WORK INSTRUCTIONS ->
In the material below, find each line holding the string "this" and copy it.
──────────
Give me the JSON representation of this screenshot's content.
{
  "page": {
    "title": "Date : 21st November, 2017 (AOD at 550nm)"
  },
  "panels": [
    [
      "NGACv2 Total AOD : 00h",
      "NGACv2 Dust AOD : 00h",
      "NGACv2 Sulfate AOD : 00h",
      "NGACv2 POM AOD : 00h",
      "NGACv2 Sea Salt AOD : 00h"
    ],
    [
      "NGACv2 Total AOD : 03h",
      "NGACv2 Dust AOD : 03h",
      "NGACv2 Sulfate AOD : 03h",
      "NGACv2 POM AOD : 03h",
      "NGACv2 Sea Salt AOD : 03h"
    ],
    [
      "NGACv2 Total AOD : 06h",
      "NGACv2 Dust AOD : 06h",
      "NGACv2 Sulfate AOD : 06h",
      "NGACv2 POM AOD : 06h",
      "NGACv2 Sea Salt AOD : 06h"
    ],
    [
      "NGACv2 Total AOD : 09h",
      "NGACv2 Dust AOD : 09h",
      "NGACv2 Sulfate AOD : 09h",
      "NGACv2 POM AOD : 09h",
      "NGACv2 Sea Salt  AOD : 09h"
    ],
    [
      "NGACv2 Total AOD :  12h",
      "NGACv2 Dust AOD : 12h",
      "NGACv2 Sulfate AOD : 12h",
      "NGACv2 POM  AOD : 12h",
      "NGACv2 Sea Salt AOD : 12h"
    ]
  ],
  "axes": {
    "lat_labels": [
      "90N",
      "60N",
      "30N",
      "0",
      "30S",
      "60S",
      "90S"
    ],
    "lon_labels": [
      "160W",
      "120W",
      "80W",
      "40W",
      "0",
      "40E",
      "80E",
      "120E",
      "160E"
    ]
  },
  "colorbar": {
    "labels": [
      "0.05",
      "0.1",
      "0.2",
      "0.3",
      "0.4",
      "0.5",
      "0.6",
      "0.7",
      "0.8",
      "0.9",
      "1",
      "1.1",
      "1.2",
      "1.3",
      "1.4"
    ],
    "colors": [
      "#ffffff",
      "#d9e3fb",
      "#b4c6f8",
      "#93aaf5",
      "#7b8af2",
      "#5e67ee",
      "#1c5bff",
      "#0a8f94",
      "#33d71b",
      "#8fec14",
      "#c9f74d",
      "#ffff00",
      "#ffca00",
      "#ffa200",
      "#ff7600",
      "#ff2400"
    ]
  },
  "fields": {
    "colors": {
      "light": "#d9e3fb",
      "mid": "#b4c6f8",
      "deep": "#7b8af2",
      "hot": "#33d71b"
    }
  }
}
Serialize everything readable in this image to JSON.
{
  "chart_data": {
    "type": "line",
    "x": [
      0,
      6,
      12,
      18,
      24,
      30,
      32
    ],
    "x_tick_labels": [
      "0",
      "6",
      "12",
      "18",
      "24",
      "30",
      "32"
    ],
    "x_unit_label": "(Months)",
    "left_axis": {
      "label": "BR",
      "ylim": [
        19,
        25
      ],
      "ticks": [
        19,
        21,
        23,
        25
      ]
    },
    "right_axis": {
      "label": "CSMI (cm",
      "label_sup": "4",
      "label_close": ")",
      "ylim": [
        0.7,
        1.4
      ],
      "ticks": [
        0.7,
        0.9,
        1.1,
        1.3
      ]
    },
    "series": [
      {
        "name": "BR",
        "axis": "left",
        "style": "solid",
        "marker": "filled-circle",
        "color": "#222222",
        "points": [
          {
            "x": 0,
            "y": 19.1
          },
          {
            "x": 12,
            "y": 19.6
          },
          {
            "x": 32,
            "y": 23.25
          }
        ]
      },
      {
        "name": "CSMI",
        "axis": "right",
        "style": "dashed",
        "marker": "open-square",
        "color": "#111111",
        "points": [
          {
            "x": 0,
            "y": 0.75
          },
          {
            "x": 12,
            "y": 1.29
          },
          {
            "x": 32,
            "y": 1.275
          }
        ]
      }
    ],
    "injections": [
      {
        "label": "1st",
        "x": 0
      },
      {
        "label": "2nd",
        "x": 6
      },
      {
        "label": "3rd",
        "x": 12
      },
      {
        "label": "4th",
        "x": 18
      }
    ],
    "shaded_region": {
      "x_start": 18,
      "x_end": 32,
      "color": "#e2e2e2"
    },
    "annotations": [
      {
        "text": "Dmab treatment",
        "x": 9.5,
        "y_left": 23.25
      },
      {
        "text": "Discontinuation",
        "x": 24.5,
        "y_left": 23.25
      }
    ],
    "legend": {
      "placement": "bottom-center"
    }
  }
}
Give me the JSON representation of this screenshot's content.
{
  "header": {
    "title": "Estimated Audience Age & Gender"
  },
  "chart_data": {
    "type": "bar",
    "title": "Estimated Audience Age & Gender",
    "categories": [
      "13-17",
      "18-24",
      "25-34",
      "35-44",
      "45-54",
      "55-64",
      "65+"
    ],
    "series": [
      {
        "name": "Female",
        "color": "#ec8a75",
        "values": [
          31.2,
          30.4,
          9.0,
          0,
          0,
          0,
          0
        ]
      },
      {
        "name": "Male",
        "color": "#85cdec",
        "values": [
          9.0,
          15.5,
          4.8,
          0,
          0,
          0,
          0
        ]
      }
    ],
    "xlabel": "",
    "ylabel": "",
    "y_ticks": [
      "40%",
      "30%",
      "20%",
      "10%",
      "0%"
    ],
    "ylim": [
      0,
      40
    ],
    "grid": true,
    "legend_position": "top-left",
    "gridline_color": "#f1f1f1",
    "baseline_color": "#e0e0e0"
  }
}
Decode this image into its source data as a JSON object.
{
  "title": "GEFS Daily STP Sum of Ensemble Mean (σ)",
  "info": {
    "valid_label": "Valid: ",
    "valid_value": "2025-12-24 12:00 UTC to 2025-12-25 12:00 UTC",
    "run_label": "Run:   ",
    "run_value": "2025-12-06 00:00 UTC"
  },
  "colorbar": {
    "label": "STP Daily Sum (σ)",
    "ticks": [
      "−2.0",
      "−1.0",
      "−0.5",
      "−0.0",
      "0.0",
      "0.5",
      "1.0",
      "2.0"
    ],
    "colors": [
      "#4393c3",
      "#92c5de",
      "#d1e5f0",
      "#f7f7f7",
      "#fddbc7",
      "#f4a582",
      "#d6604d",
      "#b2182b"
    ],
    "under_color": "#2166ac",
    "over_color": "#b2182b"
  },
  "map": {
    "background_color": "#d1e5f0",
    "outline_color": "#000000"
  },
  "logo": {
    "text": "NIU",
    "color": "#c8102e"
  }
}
──────────
WRITTEN RESPONSE ->
Give me the JSON representation of this screenshot's content.
Serialize everything readable in this image to JSON.
Give me the JSON representation of this screenshot's content.
Decode this image into its source data as a JSON object.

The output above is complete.